____ DATA RECORDS

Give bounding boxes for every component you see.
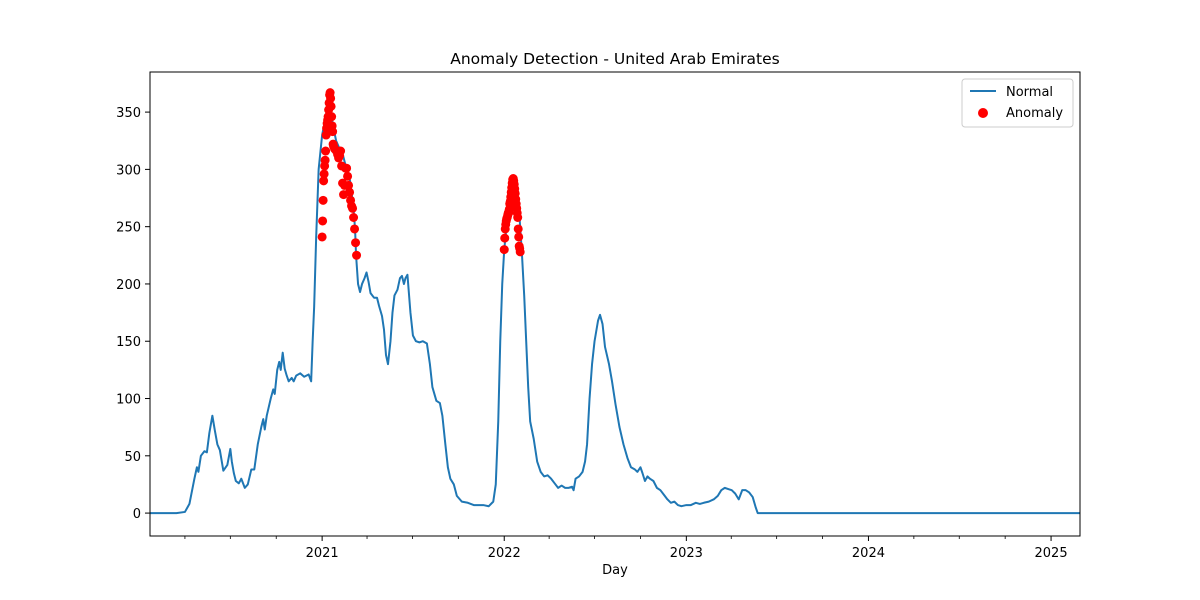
anomaly-point [318,216,328,226]
anomaly-point [342,163,352,173]
legend: Normal Anomaly [961,78,1074,128]
y-tick-label: 250 [116,221,141,236]
anomaly-point [349,213,359,222]
legend-label-normal: Normal [1006,85,1053,100]
y-tick-label: 0 [133,507,141,522]
y-tick-label: 350 [116,106,141,121]
anomaly-point [319,176,329,186]
x-axis-label: Day [602,563,628,578]
y-tick-label: 150 [116,335,141,350]
plot-frame [149,71,1081,537]
chart-title: Anomaly Detection - United Arab Emirates [450,50,780,68]
anomaly-point [352,250,362,260]
y-tick-label: 100 [116,393,141,408]
anomaly-point [319,169,329,179]
y-tick-label: 200 [116,278,141,293]
anomaly-point [336,146,346,156]
x-tick-label: 2021 [306,546,339,561]
anomaly-point [348,203,358,213]
anomaly-point [513,224,523,234]
x-tick-label: 2025 [1035,546,1068,561]
x-tick-label: 2022 [488,546,521,561]
anomaly-point [499,245,509,255]
y-axis: 0 50 100 150 200 250 300 350 [116,106,150,522]
anomaly-point [514,232,524,242]
y-tick-label: 50 [124,450,141,465]
anomaly-point [344,180,354,190]
anomaly-point [321,146,331,156]
anomaly-point [343,171,353,181]
legend-label-anomaly: Anomaly [1006,106,1063,121]
anomaly-point [320,155,330,165]
anomaly-point [326,93,336,103]
anomaly-point [351,238,361,248]
x-axis: 2021 2022 2023 2024 2025 [184,536,1068,561]
anomaly-point [513,213,523,222]
anomaly-point [500,233,510,243]
anomaly-point [326,101,336,111]
anomaly-point [345,187,355,197]
anomaly-point [327,112,337,122]
legend-anomaly-marker [978,108,988,118]
anomaly-point [350,224,360,234]
anomaly-point [515,247,525,257]
x-tick-label: 2023 [670,546,703,561]
plot-area [150,88,1080,515]
y-tick-label: 300 [116,163,141,178]
anomaly-point [328,127,338,137]
x-tick-label: 2024 [852,546,885,561]
anomaly-point [318,195,328,205]
anomaly-point [317,232,327,242]
series-line-normal [150,93,1080,515]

________

SET EXERCISE: Please retype every line of the records above without any changes, leaving out the pictures.

EXERCISE SOLUTION:
Give bounding boxes for every component you see.
anomaly-point [318,216,328,226]
anomaly-point [342,163,352,173]
legend: Normal Anomaly [961,78,1074,128]
y-tick-label: 250 [116,221,141,236]
anomaly-point [349,213,359,222]
legend-label-normal: Normal [1006,85,1053,100]
y-tick-label: 0 [133,507,141,522]
y-tick-label: 350 [116,106,141,121]
anomaly-point [319,176,329,186]
x-axis-label: Day [602,563,628,578]
y-tick-label: 150 [116,335,141,350]
plot-frame [149,71,1081,537]
chart-title: Anomaly Detection - United Arab Emirates [450,50,780,68]
anomaly-point [352,250,362,260]
y-tick-label: 100 [116,393,141,408]
anomaly-point [319,169,329,179]
y-tick-label: 200 [116,278,141,293]
anomaly-point [336,146,346,156]
x-tick-label: 2021 [306,546,339,561]
anomaly-point [348,203,358,213]
anomaly-point [513,224,523,234]
x-tick-label: 2025 [1035,546,1068,561]
x-tick-label: 2022 [488,546,521,561]
anomaly-point [499,245,509,255]
y-axis: 0 50 100 150 200 250 300 350 [116,106,150,522]
anomaly-point [514,232,524,242]
y-tick-label: 50 [124,450,141,465]
anomaly-point [344,180,354,190]
anomaly-point [321,146,331,156]
anomaly-point [343,171,353,181]
legend-label-anomaly: Anomaly [1006,106,1063,121]
anomaly-point [320,155,330,165]
anomaly-point [326,93,336,103]
anomaly-point [351,238,361,248]
x-axis: 2021 2022 2023 2024 2025 [184,536,1068,561]
anomaly-point [513,213,523,222]
anomaly-point [500,233,510,243]
anomaly-point [326,101,336,111]
anomaly-point [345,187,355,197]
anomaly-point [327,112,337,122]
legend-anomaly-marker [978,108,988,118]
anomaly-point [350,224,360,234]
anomaly-point [515,247,525,257]
x-tick-label: 2023 [670,546,703,561]
plot-area [150,88,1080,515]
y-tick-label: 300 [116,163,141,178]
anomaly-point [328,127,338,137]
x-tick-label: 2024 [852,546,885,561]
anomaly-point [318,195,328,205]
anomaly-point [317,232,327,242]
series-line-normal [150,93,1080,515]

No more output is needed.